=== What to work on ===
Reproduce all of the data exactly, with no line skipped.

=== Dataset rows ===
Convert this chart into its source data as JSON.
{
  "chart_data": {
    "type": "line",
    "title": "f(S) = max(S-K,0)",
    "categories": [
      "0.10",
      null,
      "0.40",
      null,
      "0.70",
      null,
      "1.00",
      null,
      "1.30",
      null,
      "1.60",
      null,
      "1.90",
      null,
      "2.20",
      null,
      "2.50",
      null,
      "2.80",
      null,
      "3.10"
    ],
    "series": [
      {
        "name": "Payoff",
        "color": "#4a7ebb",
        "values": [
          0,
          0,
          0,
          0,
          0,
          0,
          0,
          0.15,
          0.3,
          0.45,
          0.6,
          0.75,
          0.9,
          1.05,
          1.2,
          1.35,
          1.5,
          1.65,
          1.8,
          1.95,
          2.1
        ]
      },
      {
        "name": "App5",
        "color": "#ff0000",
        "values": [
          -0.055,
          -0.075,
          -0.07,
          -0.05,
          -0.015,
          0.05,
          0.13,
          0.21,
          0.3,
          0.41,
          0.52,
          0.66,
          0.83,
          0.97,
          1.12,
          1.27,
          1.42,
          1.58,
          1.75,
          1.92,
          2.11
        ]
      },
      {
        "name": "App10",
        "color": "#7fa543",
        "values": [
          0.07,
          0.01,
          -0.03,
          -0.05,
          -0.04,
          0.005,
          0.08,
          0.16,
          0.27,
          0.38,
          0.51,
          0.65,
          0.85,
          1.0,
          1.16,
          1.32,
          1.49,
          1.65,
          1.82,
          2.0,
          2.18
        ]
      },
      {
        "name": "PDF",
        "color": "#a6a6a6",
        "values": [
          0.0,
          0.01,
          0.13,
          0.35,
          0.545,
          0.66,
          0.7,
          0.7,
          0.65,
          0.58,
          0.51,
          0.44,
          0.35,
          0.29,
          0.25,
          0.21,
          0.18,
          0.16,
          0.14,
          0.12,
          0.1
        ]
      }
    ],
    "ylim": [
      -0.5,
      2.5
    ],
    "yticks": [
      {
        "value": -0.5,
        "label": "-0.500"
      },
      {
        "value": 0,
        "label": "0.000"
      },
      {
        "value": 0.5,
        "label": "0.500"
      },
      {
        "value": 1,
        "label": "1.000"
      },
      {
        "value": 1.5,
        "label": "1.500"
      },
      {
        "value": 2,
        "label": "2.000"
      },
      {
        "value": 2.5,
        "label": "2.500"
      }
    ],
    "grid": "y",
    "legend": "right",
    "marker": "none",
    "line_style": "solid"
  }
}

=== Task solution ===
Convert this chart into its source data as JSON.
{
  "chart_data": {
    "type": "line",
    "title": "f(S) = max(S-K,0)",
    "categories": [
      "0.10",
      null,
      "0.40",
      null,
      "0.70",
      null,
      "1.00",
      null,
      "1.30",
      null,
      "1.60",
      null,
      "1.90",
      null,
      "2.20",
      null,
      "2.50",
      null,
      "2.80",
      null,
      "3.10"
    ],
    "series": [
      {
        "name": "Payoff",
        "color": "#4a7ebb",
        "values": [
          0,
          0,
          0,
          0,
          0,
          0,
          0,
          0.15,
          0.3,
          0.45,
          0.6,
          0.75,
          0.9,
          1.05,
          1.2,
          1.35,
          1.5,
          1.65,
          1.8,
          1.95,
          2.1
        ]
      },
      {
        "name": "App5",
        "color": "#ff0000",
        "values": [
          -0.055,
          -0.075,
          -0.07,
          -0.05,
          -0.015,
          0.05,
          0.13,
          0.21,
          0.3,
          0.41,
          0.52,
          0.66,
          0.83,
          0.97,
          1.12,
          1.27,
          1.42,
          1.58,
          1.75,
          1.92,
          2.11
        ]
      },
      {
        "name": "App10",
        "color": "#7fa543",
        "values": [
          0.07,
          0.01,
          -0.03,
          -0.05,
          -0.04,
          0.005,
          0.08,
          0.16,
          0.27,
          0.38,
          0.51,
          0.65,
          0.85,
          1.0,
          1.16,
          1.32,
          1.49,
          1.65,
          1.82,
          2.0,
          2.18
        ]
      },
      {
        "name": "PDF",
        "color": "#a6a6a6",
        "values": [
          0.0,
          0.01,
          0.13,
          0.35,
          0.545,
          0.66,
          0.7,
          0.7,
          0.65,
          0.58,
          0.51,
          0.44,
          0.35,
          0.29,
          0.25,
          0.21,
          0.18,
          0.16,
          0.14,
          0.12,
          0.1
        ]
      }
    ],
    "ylim": [
      -0.5,
      2.5
    ],
    "yticks": [
      {
        "value": -0.5,
        "label": "-0.500"
      },
      {
        "value": 0,
        "label": "0.000"
      },
      {
        "value": 0.5,
        "label": "0.500"
      },
      {
        "value": 1,
        "label": "1.000"
      },
      {
        "value": 1.5,
        "label": "1.500"
      },
      {
        "value": 2,
        "label": "2.000"
      },
      {
        "value": 2.5,
        "label": "2.500"
      }
    ],
    "grid": "y",
    "legend": "right",
    "marker": "none",
    "line_style": "solid"
  }
}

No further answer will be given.